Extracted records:

# # #

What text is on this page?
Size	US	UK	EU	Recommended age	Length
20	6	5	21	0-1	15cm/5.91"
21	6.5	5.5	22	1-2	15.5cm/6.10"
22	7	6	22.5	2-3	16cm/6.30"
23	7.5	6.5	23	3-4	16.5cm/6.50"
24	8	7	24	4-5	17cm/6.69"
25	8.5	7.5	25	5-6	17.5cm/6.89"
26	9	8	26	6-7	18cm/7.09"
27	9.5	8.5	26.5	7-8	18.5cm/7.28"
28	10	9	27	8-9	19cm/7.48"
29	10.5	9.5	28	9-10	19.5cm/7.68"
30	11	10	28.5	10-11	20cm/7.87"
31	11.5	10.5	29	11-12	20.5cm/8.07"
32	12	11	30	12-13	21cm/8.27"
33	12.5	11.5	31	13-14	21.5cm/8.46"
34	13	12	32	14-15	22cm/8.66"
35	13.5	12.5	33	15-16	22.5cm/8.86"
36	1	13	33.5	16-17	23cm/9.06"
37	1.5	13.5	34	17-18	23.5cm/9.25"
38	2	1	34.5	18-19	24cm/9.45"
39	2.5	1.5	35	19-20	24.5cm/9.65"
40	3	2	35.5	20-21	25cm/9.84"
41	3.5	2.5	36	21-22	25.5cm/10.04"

# # #

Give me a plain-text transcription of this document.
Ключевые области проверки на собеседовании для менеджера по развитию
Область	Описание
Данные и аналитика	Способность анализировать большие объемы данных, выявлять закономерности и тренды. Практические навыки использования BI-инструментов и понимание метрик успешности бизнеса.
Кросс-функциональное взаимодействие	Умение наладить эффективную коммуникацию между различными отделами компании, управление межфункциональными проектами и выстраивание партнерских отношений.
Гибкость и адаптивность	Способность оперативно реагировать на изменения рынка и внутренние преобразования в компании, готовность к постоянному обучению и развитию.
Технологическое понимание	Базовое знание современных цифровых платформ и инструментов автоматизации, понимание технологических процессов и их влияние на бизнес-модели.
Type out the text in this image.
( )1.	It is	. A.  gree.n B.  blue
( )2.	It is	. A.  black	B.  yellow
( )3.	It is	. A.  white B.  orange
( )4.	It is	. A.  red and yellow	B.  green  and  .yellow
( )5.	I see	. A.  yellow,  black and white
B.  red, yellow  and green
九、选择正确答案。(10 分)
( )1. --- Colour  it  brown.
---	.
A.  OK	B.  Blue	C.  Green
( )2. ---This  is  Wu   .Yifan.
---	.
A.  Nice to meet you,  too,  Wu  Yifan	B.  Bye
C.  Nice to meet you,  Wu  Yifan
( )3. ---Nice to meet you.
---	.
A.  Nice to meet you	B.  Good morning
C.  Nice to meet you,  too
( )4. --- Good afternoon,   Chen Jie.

# # #

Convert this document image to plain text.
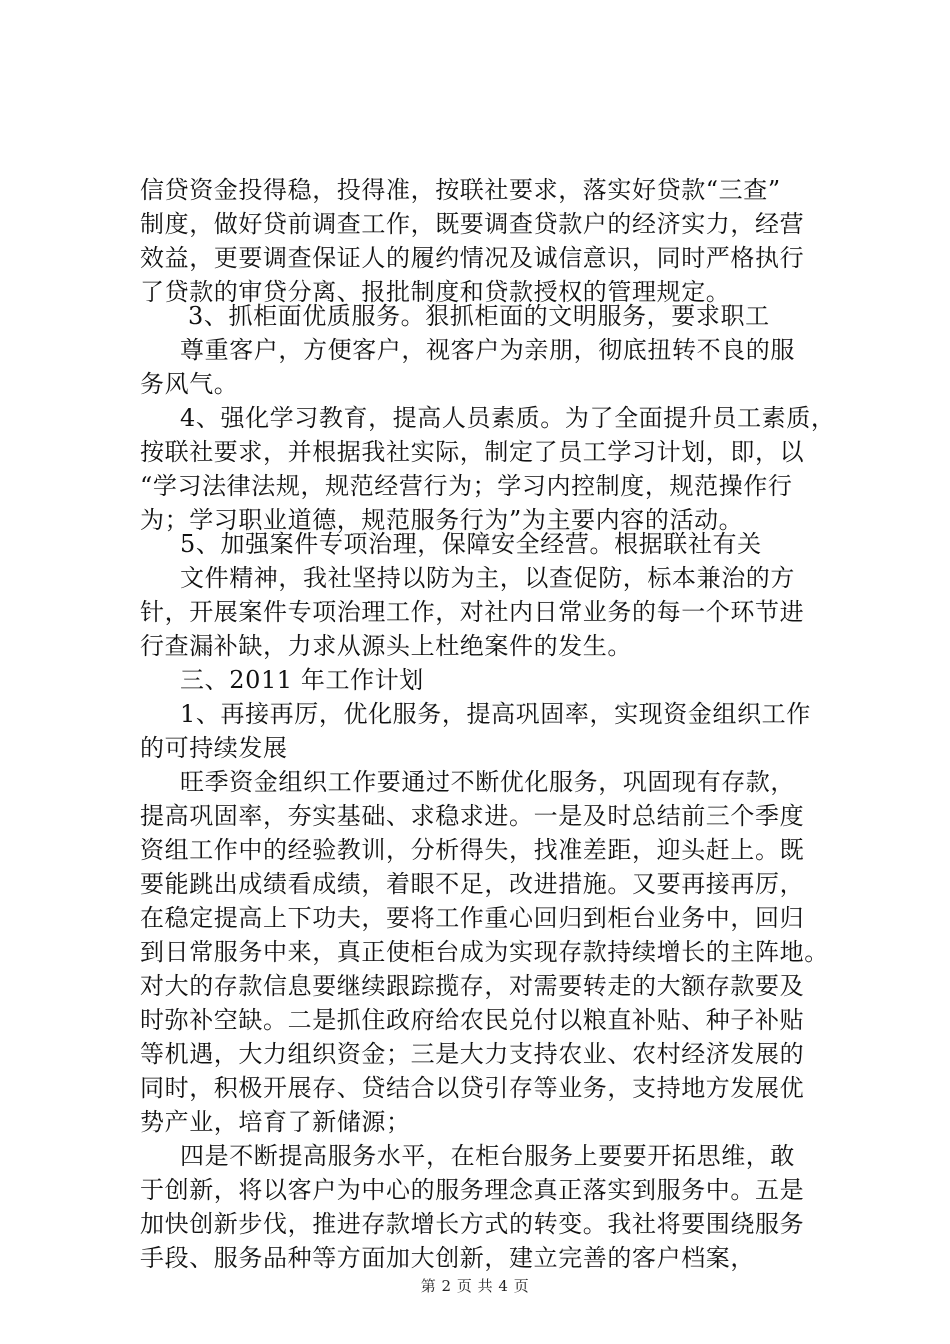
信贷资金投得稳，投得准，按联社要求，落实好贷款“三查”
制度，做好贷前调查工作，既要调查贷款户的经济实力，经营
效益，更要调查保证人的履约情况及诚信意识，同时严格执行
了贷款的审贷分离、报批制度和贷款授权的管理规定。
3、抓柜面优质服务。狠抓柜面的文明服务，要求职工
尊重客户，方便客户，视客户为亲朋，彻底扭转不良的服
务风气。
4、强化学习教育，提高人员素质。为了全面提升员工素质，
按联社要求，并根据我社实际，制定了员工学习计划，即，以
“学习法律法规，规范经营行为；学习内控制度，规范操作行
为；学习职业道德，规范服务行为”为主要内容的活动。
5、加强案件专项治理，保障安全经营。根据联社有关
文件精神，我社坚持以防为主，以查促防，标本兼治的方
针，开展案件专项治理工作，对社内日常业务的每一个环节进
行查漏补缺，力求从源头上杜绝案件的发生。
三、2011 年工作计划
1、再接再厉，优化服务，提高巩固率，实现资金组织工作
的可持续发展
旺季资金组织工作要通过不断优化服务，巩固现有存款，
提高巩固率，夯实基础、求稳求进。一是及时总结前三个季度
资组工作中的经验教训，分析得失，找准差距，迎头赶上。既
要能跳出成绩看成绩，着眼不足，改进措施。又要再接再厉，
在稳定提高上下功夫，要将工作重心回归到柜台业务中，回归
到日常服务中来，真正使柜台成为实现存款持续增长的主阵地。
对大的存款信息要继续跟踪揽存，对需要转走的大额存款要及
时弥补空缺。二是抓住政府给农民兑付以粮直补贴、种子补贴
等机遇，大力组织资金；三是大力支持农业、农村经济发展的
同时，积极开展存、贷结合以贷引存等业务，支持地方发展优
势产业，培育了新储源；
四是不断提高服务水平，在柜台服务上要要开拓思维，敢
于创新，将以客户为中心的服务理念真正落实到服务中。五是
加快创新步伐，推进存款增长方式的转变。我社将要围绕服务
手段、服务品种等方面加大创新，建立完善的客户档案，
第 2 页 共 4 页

# # #

*Goal:* For this exercise, gather every line of the data that contains the word "提高巩固率".

*Worked solution:*
1、再接再厉，优化服务，提高巩固率，实现资金组织工作
提高巩固率，夯实基础、求稳求进。一是及时总结前三个季度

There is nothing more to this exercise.